• **INSTRUCTIONS FOR THE TASK**
Below are the records; pull every line that includes "tersebut".

• **THE RECORDS**
--- start ---

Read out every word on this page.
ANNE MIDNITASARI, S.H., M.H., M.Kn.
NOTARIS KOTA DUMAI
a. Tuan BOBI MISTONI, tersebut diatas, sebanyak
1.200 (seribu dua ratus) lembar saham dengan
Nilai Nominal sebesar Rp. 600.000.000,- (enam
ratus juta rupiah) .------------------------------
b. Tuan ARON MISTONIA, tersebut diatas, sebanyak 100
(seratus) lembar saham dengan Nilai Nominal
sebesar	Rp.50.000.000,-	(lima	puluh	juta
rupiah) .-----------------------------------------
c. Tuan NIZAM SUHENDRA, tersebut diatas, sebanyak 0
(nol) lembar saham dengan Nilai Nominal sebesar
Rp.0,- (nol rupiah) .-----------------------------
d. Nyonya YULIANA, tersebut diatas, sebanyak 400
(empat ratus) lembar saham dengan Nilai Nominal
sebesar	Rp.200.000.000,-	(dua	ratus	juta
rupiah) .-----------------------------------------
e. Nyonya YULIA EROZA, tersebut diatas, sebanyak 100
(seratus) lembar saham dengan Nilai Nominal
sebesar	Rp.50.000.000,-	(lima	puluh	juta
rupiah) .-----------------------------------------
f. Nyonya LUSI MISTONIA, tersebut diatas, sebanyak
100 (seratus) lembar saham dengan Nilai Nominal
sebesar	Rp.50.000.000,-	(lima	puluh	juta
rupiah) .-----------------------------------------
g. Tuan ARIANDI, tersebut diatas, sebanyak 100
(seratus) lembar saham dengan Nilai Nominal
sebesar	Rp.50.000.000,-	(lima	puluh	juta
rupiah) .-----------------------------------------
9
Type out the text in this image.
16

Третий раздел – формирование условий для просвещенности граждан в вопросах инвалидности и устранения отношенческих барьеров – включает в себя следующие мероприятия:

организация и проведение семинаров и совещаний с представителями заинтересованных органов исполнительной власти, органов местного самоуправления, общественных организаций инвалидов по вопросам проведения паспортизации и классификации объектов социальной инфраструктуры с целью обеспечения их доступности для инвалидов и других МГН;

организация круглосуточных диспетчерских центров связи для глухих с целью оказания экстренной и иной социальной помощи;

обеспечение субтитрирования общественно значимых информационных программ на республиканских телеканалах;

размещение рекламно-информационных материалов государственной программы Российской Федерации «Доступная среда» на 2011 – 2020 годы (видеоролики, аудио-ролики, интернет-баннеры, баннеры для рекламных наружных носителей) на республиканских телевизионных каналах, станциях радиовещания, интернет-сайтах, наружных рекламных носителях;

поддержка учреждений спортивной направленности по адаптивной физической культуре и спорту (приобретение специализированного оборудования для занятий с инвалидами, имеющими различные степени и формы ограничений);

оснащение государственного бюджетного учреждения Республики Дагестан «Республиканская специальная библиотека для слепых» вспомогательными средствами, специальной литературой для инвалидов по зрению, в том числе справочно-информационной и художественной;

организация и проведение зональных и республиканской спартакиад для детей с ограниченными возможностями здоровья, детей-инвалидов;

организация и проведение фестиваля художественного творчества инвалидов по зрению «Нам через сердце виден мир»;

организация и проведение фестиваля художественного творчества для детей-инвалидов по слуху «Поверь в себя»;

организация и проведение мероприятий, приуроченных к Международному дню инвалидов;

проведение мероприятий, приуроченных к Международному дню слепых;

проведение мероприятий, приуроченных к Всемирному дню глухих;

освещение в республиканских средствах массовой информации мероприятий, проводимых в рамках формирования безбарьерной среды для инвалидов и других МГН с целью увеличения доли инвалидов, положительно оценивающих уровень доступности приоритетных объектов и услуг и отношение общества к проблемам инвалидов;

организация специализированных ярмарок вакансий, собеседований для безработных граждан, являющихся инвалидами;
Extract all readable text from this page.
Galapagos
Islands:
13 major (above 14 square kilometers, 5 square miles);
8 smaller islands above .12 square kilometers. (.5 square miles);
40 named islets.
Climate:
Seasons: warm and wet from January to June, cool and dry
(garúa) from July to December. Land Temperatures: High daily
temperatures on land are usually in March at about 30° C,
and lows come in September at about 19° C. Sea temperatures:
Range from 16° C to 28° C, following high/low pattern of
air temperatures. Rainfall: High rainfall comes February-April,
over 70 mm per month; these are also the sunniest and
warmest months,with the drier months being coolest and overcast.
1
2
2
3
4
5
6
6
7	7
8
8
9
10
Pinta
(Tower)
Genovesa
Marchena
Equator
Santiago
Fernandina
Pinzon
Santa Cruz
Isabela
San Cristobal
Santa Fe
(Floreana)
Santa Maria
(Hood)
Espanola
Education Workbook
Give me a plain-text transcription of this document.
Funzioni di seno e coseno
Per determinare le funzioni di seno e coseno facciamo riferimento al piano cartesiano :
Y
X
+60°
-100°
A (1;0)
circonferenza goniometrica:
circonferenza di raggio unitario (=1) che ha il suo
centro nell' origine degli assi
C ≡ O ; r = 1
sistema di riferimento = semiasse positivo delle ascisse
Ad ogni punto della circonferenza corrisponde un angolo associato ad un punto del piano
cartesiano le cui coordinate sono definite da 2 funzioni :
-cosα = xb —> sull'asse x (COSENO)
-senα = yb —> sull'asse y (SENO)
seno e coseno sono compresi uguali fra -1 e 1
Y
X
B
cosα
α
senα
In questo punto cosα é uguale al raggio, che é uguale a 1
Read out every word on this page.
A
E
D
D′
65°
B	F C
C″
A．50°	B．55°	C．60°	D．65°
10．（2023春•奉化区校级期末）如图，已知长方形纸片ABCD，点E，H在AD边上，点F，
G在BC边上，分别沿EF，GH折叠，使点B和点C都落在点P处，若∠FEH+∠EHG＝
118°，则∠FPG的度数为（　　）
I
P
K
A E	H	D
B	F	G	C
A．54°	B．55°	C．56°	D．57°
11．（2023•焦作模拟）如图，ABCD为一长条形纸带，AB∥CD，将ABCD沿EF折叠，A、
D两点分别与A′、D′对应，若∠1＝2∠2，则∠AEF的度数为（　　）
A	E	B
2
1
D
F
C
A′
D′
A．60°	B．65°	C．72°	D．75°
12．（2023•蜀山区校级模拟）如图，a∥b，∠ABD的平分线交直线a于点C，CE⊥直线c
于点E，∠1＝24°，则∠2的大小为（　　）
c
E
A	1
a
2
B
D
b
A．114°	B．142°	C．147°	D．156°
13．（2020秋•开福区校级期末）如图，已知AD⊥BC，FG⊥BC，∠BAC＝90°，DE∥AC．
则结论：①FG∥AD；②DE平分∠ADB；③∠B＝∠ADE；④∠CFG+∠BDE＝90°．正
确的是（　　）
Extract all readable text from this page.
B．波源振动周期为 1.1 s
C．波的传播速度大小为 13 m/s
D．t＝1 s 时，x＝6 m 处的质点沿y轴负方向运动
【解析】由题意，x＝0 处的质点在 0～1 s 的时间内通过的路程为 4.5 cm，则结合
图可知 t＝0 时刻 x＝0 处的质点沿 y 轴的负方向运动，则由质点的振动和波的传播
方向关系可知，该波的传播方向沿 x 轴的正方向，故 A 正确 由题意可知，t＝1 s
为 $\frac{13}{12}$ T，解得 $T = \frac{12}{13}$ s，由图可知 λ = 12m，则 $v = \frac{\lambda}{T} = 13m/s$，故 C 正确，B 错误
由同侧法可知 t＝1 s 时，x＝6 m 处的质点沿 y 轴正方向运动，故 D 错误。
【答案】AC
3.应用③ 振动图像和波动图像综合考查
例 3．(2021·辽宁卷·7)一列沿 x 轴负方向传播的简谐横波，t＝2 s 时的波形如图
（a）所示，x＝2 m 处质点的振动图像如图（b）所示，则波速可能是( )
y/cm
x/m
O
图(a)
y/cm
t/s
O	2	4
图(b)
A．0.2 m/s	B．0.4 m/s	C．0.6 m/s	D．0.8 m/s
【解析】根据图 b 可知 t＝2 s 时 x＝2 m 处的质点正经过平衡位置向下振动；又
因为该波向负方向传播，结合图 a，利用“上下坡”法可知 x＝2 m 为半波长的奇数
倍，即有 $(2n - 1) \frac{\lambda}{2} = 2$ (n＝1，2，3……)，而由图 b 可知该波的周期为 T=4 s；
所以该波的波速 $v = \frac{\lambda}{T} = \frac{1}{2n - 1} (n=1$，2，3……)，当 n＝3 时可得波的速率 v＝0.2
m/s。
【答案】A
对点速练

--- end ---

• **EXERCISE SOLUTION**
a. Tuan BOBI MISTONI, tersebut diatas, sebanyak
b. Tuan ARON MISTONIA, tersebut diatas, sebanyak 100
c. Tuan NIZAM SUHENDRA, tersebut diatas, sebanyak 0
d. Nyonya YULIANA, tersebut diatas, sebanyak 400
e. Nyonya YULIA EROZA, tersebut diatas, sebanyak 100
f. Nyonya LUSI MISTONIA, tersebut diatas, sebanyak
g. Tuan ARIANDI, tersebut diatas, sebanyak 100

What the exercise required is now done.